[Start MATERIALS PROVIDED]

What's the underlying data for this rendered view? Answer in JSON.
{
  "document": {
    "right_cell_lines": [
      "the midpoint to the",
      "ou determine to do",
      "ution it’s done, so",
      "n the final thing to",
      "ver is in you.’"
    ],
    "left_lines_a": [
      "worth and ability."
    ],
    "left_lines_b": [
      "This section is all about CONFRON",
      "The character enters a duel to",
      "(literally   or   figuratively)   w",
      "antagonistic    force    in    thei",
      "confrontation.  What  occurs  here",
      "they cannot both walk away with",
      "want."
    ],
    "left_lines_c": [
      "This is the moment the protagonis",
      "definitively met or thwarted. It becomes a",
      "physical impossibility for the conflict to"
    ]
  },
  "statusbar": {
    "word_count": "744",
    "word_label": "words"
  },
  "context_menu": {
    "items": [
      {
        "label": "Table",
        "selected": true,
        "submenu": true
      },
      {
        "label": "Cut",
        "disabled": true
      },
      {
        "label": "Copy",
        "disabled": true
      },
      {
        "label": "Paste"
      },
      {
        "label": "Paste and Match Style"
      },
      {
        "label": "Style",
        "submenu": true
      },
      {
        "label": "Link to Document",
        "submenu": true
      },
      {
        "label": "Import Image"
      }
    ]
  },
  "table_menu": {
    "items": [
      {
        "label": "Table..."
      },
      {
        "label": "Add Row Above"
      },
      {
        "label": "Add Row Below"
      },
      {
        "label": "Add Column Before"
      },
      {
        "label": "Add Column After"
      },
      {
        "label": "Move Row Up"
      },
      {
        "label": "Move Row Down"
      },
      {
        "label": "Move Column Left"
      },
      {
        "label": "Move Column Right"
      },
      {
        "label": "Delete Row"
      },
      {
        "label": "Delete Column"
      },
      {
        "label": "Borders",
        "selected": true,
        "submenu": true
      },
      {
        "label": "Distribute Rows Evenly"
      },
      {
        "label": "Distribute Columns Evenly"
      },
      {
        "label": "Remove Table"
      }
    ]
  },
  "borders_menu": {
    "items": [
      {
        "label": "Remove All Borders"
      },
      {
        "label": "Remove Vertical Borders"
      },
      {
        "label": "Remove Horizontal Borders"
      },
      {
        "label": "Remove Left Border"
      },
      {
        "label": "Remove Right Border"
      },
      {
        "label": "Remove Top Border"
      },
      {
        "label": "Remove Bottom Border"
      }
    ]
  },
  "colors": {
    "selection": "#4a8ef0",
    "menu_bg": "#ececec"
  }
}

[End MATERIALS PROVIDED]

▶ EXERCISE DETAILS
Reproduce every record above exactly as it appears.

▶ TASK OUTPUT
What's the underlying data for this rendered view? Answer in JSON.
{
  "document": {
    "right_cell_lines": [
      "the midpoint to the",
      "ou determine to do",
      "ution it’s done, so",
      "n the final thing to",
      "ver is in you.’"
    ],
    "left_lines_a": [
      "worth and ability."
    ],
    "left_lines_b": [
      "This section is all about CONFRON",
      "The character enters a duel to",
      "(literally   or   figuratively)   w",
      "antagonistic    force    in    thei",
      "confrontation.  What  occurs  here",
      "they cannot both walk away with",
      "want."
    ],
    "left_lines_c": [
      "This is the moment the protagonis",
      "definitively met or thwarted. It becomes a",
      "physical impossibility for the conflict to"
    ]
  },
  "statusbar": {
    "word_count": "744",
    "word_label": "words"
  },
  "context_menu": {
    "items": [
      {
        "label": "Table",
        "selected": true,
        "submenu": true
      },
      {
        "label": "Cut",
        "disabled": true
      },
      {
        "label": "Copy",
        "disabled": true
      },
      {
        "label": "Paste"
      },
      {
        "label": "Paste and Match Style"
      },
      {
        "label": "Style",
        "submenu": true
      },
      {
        "label": "Link to Document",
        "submenu": true
      },
      {
        "label": "Import Image"
      }
    ]
  },
  "table_menu": {
    "items": [
      {
        "label": "Table..."
      },
      {
        "label": "Add Row Above"
      },
      {
        "label": "Add Row Below"
      },
      {
        "label": "Add Column Before"
      },
      {
        "label": "Add Column After"
      },
      {
        "label": "Move Row Up"
      },
      {
        "label": "Move Row Down"
      },
      {
        "label": "Move Column Left"
      },
      {
        "label": "Move Column Right"
      },
      {
        "label": "Delete Row"
      },
      {
        "label": "Delete Column"
      },
      {
        "label": "Borders",
        "selected": true,
        "submenu": true
      },
      {
        "label": "Distribute Rows Evenly"
      },
      {
        "label": "Distribute Columns Evenly"
      },
      {
        "label": "Remove Table"
      }
    ]
  },
  "borders_menu": {
    "items": [
      {
        "label": "Remove All Borders"
      },
      {
        "label": "Remove Vertical Borders"
      },
      {
        "label": "Remove Horizontal Borders"
      },
      {
        "label": "Remove Left Border"
      },
      {
        "label": "Remove Right Border"
      },
      {
        "label": "Remove Top Border"
      },
      {
        "label": "Remove Bottom Border"
      }
    ]
  },
  "colors": {
    "selection": "#4a8ef0",
    "menu_bg": "#ececec"
  }
}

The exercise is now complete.